__Extrait choisi__
----

Sur le terrain, l'affaire se présentait sous un jour beaucoup moins favorable. Les ouvriers venus des Antilles, du Venezuela ou de la Nouvelle-Orléans tombaient en nombre, victimes de la malaria. Le canal sans écluses initialement prévu s'avéra bientôt irréalisable. La mégalomanie des responsables du chantier, s'achetant aux frais de la Compagnie des chevaux de race et des wagons de luxe, acheva de ruiner l'affaire. Lorsque les deux premiers entrepreneurs annoncèrent qu'ils abandonnaient les travaux, de Lesseps continua avec d'autres, cachant aux actionnaires les raisons de cette défection et affirmant toujours avoir « la certitude d'achever et d'inaugurer le canal en 1888 ».

La faillite

Mais les épargnants commencèrent à se méfier et souscrivirent de moins en moins. De Lesseps s'adjoignit alors Gustave Eiffel, le constructeur de la tour, pour rassurer le public, et s'adressa au gouvernement et aux parlementaires afin de faire voter une loi l'autorisant à émettre des titres à lots, plus attractifs. Cela ne le sauva pas et, le 15 décembre 1888, ce fut l'effondrement. La Compagnie suspendit ses paiements. Un milliard et demi avait disparu dans la nature. Les banques, prévenues, avaient retiré à temps leurs capitaux, mais des milliers de familles de la petite bourgeoisie, des artisans qui avaient placé là leurs économies, étaient ruinés. Certains se suicidèrent. L'enquête, diligentée à contre-coeur par le gouvernement, allait révéler les dessous de l'affaire.

----

__Données fournies__
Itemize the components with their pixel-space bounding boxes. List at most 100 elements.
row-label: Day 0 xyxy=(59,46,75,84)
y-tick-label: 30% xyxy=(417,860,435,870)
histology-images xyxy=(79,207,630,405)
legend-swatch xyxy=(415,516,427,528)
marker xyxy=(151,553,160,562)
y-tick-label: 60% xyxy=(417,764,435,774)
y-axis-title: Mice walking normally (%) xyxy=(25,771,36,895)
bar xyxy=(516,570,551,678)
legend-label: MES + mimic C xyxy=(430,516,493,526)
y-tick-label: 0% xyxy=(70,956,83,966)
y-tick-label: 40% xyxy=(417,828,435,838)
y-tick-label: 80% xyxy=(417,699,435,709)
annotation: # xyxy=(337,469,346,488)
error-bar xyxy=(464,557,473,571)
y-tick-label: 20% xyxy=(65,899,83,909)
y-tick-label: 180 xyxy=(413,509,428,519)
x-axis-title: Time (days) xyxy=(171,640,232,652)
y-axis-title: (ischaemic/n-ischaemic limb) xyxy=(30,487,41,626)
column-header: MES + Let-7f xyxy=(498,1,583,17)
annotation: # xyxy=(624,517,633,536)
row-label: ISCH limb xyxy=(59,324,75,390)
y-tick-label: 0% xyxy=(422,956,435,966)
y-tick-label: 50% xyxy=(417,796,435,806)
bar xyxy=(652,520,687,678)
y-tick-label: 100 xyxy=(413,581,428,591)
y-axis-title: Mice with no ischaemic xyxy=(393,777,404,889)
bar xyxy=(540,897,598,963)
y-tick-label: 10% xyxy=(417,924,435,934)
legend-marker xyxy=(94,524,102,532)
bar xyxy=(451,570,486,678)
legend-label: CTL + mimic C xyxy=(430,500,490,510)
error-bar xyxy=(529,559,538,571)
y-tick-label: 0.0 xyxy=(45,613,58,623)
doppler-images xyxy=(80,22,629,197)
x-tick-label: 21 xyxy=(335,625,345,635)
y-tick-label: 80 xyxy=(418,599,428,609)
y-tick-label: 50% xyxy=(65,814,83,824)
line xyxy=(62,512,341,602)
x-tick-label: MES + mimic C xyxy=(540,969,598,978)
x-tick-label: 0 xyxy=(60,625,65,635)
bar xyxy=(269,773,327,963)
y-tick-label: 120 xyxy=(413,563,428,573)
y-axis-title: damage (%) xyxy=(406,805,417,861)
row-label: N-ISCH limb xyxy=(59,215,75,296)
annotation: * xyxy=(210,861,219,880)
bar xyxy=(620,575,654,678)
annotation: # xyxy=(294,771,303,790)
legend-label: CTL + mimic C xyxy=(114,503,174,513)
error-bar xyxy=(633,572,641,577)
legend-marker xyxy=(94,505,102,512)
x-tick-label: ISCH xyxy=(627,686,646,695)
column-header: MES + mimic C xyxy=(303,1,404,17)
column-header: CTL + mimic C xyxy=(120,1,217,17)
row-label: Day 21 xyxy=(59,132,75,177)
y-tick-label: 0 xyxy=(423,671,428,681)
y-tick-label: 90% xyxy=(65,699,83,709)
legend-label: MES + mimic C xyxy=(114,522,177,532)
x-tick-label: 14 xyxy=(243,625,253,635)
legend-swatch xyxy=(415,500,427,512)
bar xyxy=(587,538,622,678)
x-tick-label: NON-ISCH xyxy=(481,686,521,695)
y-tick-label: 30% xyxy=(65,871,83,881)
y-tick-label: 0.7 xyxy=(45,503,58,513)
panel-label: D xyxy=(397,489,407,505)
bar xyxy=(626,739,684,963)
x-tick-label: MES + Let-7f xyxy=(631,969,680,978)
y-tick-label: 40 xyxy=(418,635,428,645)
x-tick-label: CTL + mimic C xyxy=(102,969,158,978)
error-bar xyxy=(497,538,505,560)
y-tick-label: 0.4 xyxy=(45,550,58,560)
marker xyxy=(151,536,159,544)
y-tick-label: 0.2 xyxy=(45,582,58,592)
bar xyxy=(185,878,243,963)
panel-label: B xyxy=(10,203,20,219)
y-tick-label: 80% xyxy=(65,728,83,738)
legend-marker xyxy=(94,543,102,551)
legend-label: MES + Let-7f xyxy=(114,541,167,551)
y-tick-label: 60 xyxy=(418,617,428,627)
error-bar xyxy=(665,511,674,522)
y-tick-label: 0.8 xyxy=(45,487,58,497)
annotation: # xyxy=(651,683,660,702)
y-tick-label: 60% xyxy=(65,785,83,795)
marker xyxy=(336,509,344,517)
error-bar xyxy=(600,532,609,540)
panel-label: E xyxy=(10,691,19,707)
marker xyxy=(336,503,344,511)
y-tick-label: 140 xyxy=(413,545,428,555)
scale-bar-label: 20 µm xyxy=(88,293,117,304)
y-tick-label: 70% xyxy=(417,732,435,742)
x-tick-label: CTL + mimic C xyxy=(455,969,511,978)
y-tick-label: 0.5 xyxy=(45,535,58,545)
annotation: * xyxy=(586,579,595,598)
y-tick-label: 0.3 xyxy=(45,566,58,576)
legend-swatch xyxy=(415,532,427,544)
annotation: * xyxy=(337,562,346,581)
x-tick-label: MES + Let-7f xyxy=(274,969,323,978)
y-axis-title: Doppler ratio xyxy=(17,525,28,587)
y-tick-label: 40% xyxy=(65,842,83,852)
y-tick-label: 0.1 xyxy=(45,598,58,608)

----

__Exercices à faire__
a) D'après l'extrait sur la faillite du canal, qui de Lesseps s'adjoignit-il pour rassurer le public ?
b) Prolongez l'extrait sur la faillite du canal à la suite de sa dernière phrase.

__Corrigé des exercices__
a) Gustave Eiffel, le constructeur de la tour.

b)
Presse et parlementaires corrompus

Lors de la campagne de presse en faveur du canal, on avait assisté à des conversions stupéfiantes. Émile de Girardin, du Petit Journal, qui avait mené une charge violente contre le canal, en était devenu du jour au lendemain un des plus chauds partisans. L'interrogatoire d'un certain baron de Reinach, chargé par la Compagnie d'éclairer moyennant quelques chèques les gens influents, allait expliquer ce retournement de veste. Le journaliste avait été acheté pour 800 000 francs. Touché par la grâce, il était même devenu administrateur de cette Compagnie qu'il combattait la veille. Il s'avéra que 32 millions de francs avaient été dépensés en « frais de publicité et de commissions » pour faire prendre aux épargnants des vessies pour des lanternes.

Lorsque de Lesseps avait eu besoin qu'une loi l'autorise à proposer des titres à lots, le gouvernement l'avait fait rédiger par son ministre de Travaux publics. L'ingénieur en chef du chantier avait pourtant signalé que pratiquement rien n'avait été creusé. Le projet de loi ayant été retiré à la suite d'un changement de gouvernement, la Compagnie l'avait fait remettre à l'ordre du jour par un député, lui permettant d'être largement votée. Plus tard, de Lesseps tenta d'expliquer la faillite en disant que l'appui des parlementaires lui avait coûté trop cher et, pour preuve, il fit parvenir à un député de l'opposition de droite la liste des chèques qu'il avait dû faire. Celui-ci put alors annoncer à la tribune que « trois millions furent distribués entre cent cinquante membres du Parlement », se gardant bien cependant de donner des noms.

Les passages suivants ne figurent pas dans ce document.